> [Your goal] Answer with a single number: the count of lines that include the string "color".
Listed entries start
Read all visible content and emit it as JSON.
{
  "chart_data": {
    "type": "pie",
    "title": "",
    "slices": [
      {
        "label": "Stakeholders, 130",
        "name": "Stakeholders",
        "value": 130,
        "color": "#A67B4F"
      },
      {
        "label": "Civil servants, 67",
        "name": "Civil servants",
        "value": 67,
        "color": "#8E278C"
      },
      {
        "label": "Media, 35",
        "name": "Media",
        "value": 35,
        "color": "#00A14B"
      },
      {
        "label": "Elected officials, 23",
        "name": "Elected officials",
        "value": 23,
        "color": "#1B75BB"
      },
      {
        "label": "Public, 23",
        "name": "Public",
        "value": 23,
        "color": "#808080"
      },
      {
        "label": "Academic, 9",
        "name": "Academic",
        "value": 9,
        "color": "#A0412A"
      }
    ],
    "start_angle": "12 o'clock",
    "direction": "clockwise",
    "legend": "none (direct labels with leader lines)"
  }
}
Listed entries end
> [Answer] 6